* PROBLEM TO WORK ON:
Your reply should be a single number: how many lines contain the string "bottom".

===== EXTRACTED ENTRIES

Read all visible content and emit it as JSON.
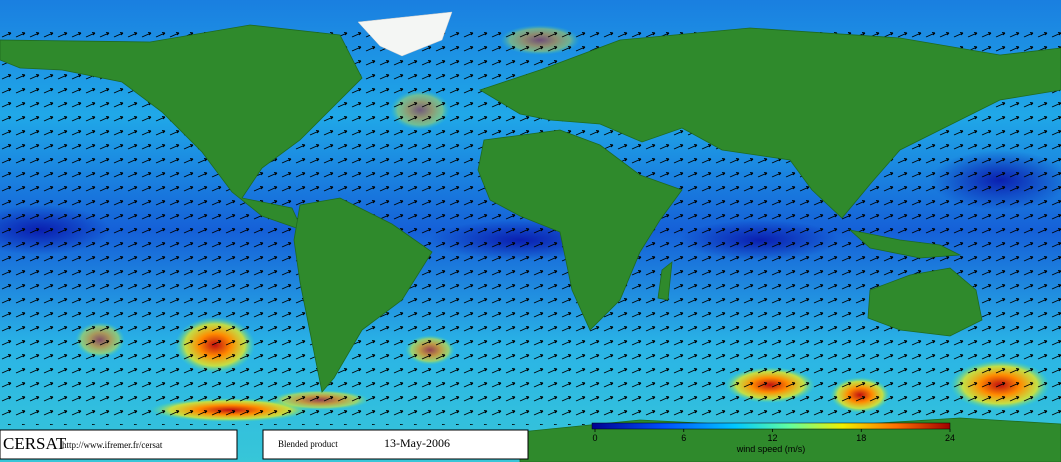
{
  "logo": "CERSAT",
  "url": "http://www.ifremer.fr/cersat",
  "product": "Blended product",
  "date": "13-May-2006",
  "colorbar": {
    "label": "wind speed (m/s)",
    "lim": [
      0,
      24
    ],
    "ticks": [
      0,
      6,
      12,
      18,
      24
    ]
  }
}
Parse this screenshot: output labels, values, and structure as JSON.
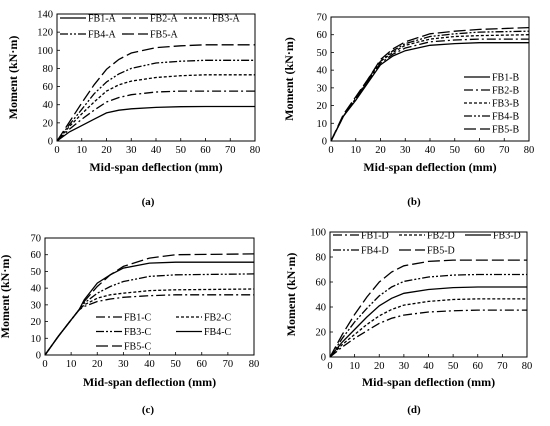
{
  "chart_data": [
    {
      "type": "line",
      "panel_label": "(a)",
      "xlabel": "Mid-span deflection (mm)",
      "ylabel": "Moment (kN·m)",
      "xlim": [
        0,
        80
      ],
      "ylim": [
        0,
        140
      ],
      "xticks": [
        "0",
        "10",
        "20",
        "30",
        "40",
        "50",
        "60",
        "70",
        "80"
      ],
      "yticks": [
        "0",
        "20",
        "40",
        "60",
        "80",
        "100",
        "120",
        "140"
      ],
      "legend": "top, 3 columns",
      "legend_columns": 3,
      "series": [
        {
          "name": "FB1-A",
          "dash": "solid",
          "points": [
            [
              0,
              0
            ],
            [
              5,
              10
            ],
            [
              10,
              17
            ],
            [
              15,
              24
            ],
            [
              20,
              31
            ],
            [
              25,
              34
            ],
            [
              30,
              35.5
            ],
            [
              40,
              37
            ],
            [
              50,
              37.8
            ],
            [
              60,
              38
            ],
            [
              80,
              38
            ]
          ]
        },
        {
          "name": "FB2-A",
          "dash": "dashdot",
          "points": [
            [
              0,
              0
            ],
            [
              5,
              13
            ],
            [
              10,
              24
            ],
            [
              15,
              34
            ],
            [
              20,
              43
            ],
            [
              25,
              48
            ],
            [
              30,
              51
            ],
            [
              40,
              54
            ],
            [
              50,
              55
            ],
            [
              60,
              55
            ],
            [
              80,
              55
            ]
          ]
        },
        {
          "name": "FB3-A",
          "dash": "dot",
          "points": [
            [
              0,
              0
            ],
            [
              5,
              16
            ],
            [
              10,
              30
            ],
            [
              15,
              43
            ],
            [
              20,
              55
            ],
            [
              25,
              62
            ],
            [
              30,
              66
            ],
            [
              40,
              70
            ],
            [
              50,
              72
            ],
            [
              60,
              73
            ],
            [
              80,
              73
            ]
          ]
        },
        {
          "name": "FB4-A",
          "dash": "dashdotdot",
          "points": [
            [
              0,
              0
            ],
            [
              5,
              18
            ],
            [
              10,
              35
            ],
            [
              15,
              52
            ],
            [
              20,
              65
            ],
            [
              25,
              74
            ],
            [
              30,
              80
            ],
            [
              40,
              86
            ],
            [
              50,
              88
            ],
            [
              60,
              89
            ],
            [
              80,
              89
            ]
          ]
        },
        {
          "name": "FB5-A",
          "dash": "longdash",
          "points": [
            [
              0,
              0
            ],
            [
              5,
              21
            ],
            [
              10,
              42
            ],
            [
              15,
              62
            ],
            [
              20,
              79
            ],
            [
              25,
              90
            ],
            [
              30,
              97
            ],
            [
              40,
              103
            ],
            [
              50,
              105
            ],
            [
              60,
              106
            ],
            [
              80,
              106
            ]
          ]
        }
      ]
    },
    {
      "type": "line",
      "panel_label": "(b)",
      "xlabel": "Mid-span deflection (mm)",
      "ylabel": "Moment (kN·m)",
      "xlim": [
        0,
        80
      ],
      "ylim": [
        0,
        70
      ],
      "xticks": [
        "0",
        "10",
        "20",
        "30",
        "40",
        "50",
        "60",
        "70",
        "80"
      ],
      "yticks": [
        "0",
        "10",
        "20",
        "30",
        "40",
        "50",
        "60",
        "70"
      ],
      "legend": "bottom-right",
      "legend_columns": 1,
      "series": [
        {
          "name": "FB1-B",
          "dash": "solid",
          "points": [
            [
              0,
              0
            ],
            [
              5,
              14
            ],
            [
              10,
              23
            ],
            [
              15,
              33
            ],
            [
              20,
              43
            ],
            [
              25,
              48
            ],
            [
              30,
              51
            ],
            [
              40,
              54
            ],
            [
              50,
              55
            ],
            [
              60,
              55.5
            ],
            [
              80,
              55.5
            ]
          ]
        },
        {
          "name": "FB2-B",
          "dash": "dashdot",
          "points": [
            [
              0,
              0
            ],
            [
              5,
              14
            ],
            [
              10,
              24
            ],
            [
              15,
              34
            ],
            [
              20,
              44
            ],
            [
              25,
              49
            ],
            [
              30,
              52.5
            ],
            [
              40,
              56
            ],
            [
              50,
              57
            ],
            [
              60,
              57.5
            ],
            [
              80,
              57.5
            ]
          ]
        },
        {
          "name": "FB3-B",
          "dash": "dot",
          "points": [
            [
              0,
              0
            ],
            [
              5,
              14
            ],
            [
              10,
              24
            ],
            [
              15,
              34
            ],
            [
              20,
              45
            ],
            [
              25,
              50
            ],
            [
              30,
              54
            ],
            [
              40,
              57.5
            ],
            [
              50,
              59
            ],
            [
              60,
              59.5
            ],
            [
              80,
              60
            ]
          ]
        },
        {
          "name": "FB4-B",
          "dash": "dashdotdot",
          "points": [
            [
              0,
              0
            ],
            [
              5,
              14
            ],
            [
              10,
              24
            ],
            [
              15,
              35
            ],
            [
              20,
              45
            ],
            [
              25,
              51
            ],
            [
              30,
              55
            ],
            [
              40,
              59
            ],
            [
              50,
              60.5
            ],
            [
              60,
              61.5
            ],
            [
              80,
              62
            ]
          ]
        },
        {
          "name": "FB5-B",
          "dash": "longdash",
          "points": [
            [
              0,
              0
            ],
            [
              5,
              15
            ],
            [
              10,
              25
            ],
            [
              15,
              35
            ],
            [
              20,
              46
            ],
            [
              25,
              52
            ],
            [
              30,
              56
            ],
            [
              40,
              60.5
            ],
            [
              50,
              62
            ],
            [
              60,
              63
            ],
            [
              80,
              64
            ]
          ]
        }
      ]
    },
    {
      "type": "line",
      "panel_label": "(c)",
      "xlabel": "Mid-span deflection (mm)",
      "ylabel": "Moment (kN·m)",
      "xlim": [
        0,
        80
      ],
      "ylim": [
        0,
        70
      ],
      "xticks": [
        "0",
        "10",
        "20",
        "30",
        "40",
        "50",
        "60",
        "70",
        "80"
      ],
      "yticks": [
        "0",
        "10",
        "20",
        "30",
        "40",
        "50",
        "60",
        "70"
      ],
      "legend": "bottom-right, 2 columns",
      "legend_columns": 2,
      "series": [
        {
          "name": "FB1-C",
          "dash": "dashdot",
          "points": [
            [
              0,
              0
            ],
            [
              5,
              11
            ],
            [
              10,
              21
            ],
            [
              13,
              27
            ],
            [
              15,
              29
            ],
            [
              20,
              32
            ],
            [
              25,
              33.5
            ],
            [
              30,
              34.5
            ],
            [
              40,
              35.5
            ],
            [
              50,
              36
            ],
            [
              80,
              36
            ]
          ]
        },
        {
          "name": "FB2-C",
          "dash": "dot",
          "points": [
            [
              0,
              0
            ],
            [
              5,
              11
            ],
            [
              10,
              21
            ],
            [
              13,
              27
            ],
            [
              15,
              30
            ],
            [
              20,
              34
            ],
            [
              25,
              36
            ],
            [
              30,
              37
            ],
            [
              40,
              38.5
            ],
            [
              50,
              39
            ],
            [
              80,
              39.5
            ]
          ]
        },
        {
          "name": "FB3-C",
          "dash": "dashdotdot",
          "points": [
            [
              0,
              0
            ],
            [
              5,
              11
            ],
            [
              10,
              21
            ],
            [
              13,
              27
            ],
            [
              15,
              31
            ],
            [
              20,
              37
            ],
            [
              25,
              41
            ],
            [
              30,
              44
            ],
            [
              40,
              47
            ],
            [
              50,
              48
            ],
            [
              80,
              48.5
            ]
          ]
        },
        {
          "name": "FB4-C",
          "dash": "solid",
          "points": [
            [
              0,
              0
            ],
            [
              5,
              11
            ],
            [
              10,
              21
            ],
            [
              13,
              27
            ],
            [
              15,
              33
            ],
            [
              20,
              43
            ],
            [
              25,
              48
            ],
            [
              30,
              52
            ],
            [
              40,
              55
            ],
            [
              50,
              55.5
            ],
            [
              80,
              55.5
            ]
          ]
        },
        {
          "name": "FB5-C",
          "dash": "longdash",
          "points": [
            [
              0,
              0
            ],
            [
              5,
              11
            ],
            [
              10,
              21
            ],
            [
              13,
              27
            ],
            [
              15,
              32
            ],
            [
              20,
              41
            ],
            [
              25,
              48
            ],
            [
              30,
              53
            ],
            [
              40,
              58
            ],
            [
              50,
              60
            ],
            [
              80,
              60.5
            ]
          ]
        }
      ]
    },
    {
      "type": "line",
      "panel_label": "(d)",
      "xlabel": "Mid-span deflection (mm)",
      "ylabel": "Moment (kN·m)",
      "xlim": [
        0,
        80
      ],
      "ylim": [
        0,
        100
      ],
      "xticks": [
        "0",
        "10",
        "20",
        "30",
        "40",
        "50",
        "60",
        "70",
        "80"
      ],
      "yticks": [
        "0",
        "20",
        "40",
        "60",
        "80",
        "100"
      ],
      "legend": "top, 3 columns",
      "legend_columns": 3,
      "series": [
        {
          "name": "FB1-D",
          "dash": "dashdot",
          "points": [
            [
              0,
              0
            ],
            [
              5,
              8
            ],
            [
              10,
              15
            ],
            [
              15,
              21
            ],
            [
              20,
              27
            ],
            [
              25,
              31
            ],
            [
              30,
              33.5
            ],
            [
              40,
              36
            ],
            [
              50,
              37
            ],
            [
              60,
              37.5
            ],
            [
              80,
              37.5
            ]
          ]
        },
        {
          "name": "FB2-D",
          "dash": "dot",
          "points": [
            [
              0,
              0
            ],
            [
              5,
              10
            ],
            [
              10,
              18
            ],
            [
              15,
              26
            ],
            [
              20,
              33
            ],
            [
              25,
              38
            ],
            [
              30,
              41.5
            ],
            [
              40,
              44.5
            ],
            [
              50,
              46
            ],
            [
              60,
              46.5
            ],
            [
              80,
              46.5
            ]
          ]
        },
        {
          "name": "FB3-D",
          "dash": "solid",
          "points": [
            [
              0,
              0
            ],
            [
              5,
              12
            ],
            [
              10,
              22
            ],
            [
              15,
              32
            ],
            [
              20,
              41
            ],
            [
              25,
              47
            ],
            [
              30,
              51
            ],
            [
              40,
              54
            ],
            [
              50,
              55.5
            ],
            [
              60,
              56
            ],
            [
              80,
              56
            ]
          ]
        },
        {
          "name": "FB4-D",
          "dash": "dashdotdot",
          "points": [
            [
              0,
              0
            ],
            [
              5,
              15
            ],
            [
              10,
              28
            ],
            [
              15,
              39
            ],
            [
              20,
              49
            ],
            [
              25,
              56
            ],
            [
              30,
              60.5
            ],
            [
              40,
              64
            ],
            [
              50,
              65.5
            ],
            [
              60,
              66
            ],
            [
              80,
              66
            ]
          ]
        },
        {
          "name": "FB5-D",
          "dash": "longdash",
          "points": [
            [
              0,
              0
            ],
            [
              5,
              18
            ],
            [
              10,
              34
            ],
            [
              15,
              48
            ],
            [
              20,
              60
            ],
            [
              25,
              68
            ],
            [
              30,
              73
            ],
            [
              40,
              76.5
            ],
            [
              50,
              77.5
            ],
            [
              60,
              77.5
            ],
            [
              80,
              77.5
            ]
          ]
        }
      ]
    }
  ]
}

==========

* RESULT OF THE TASK:
2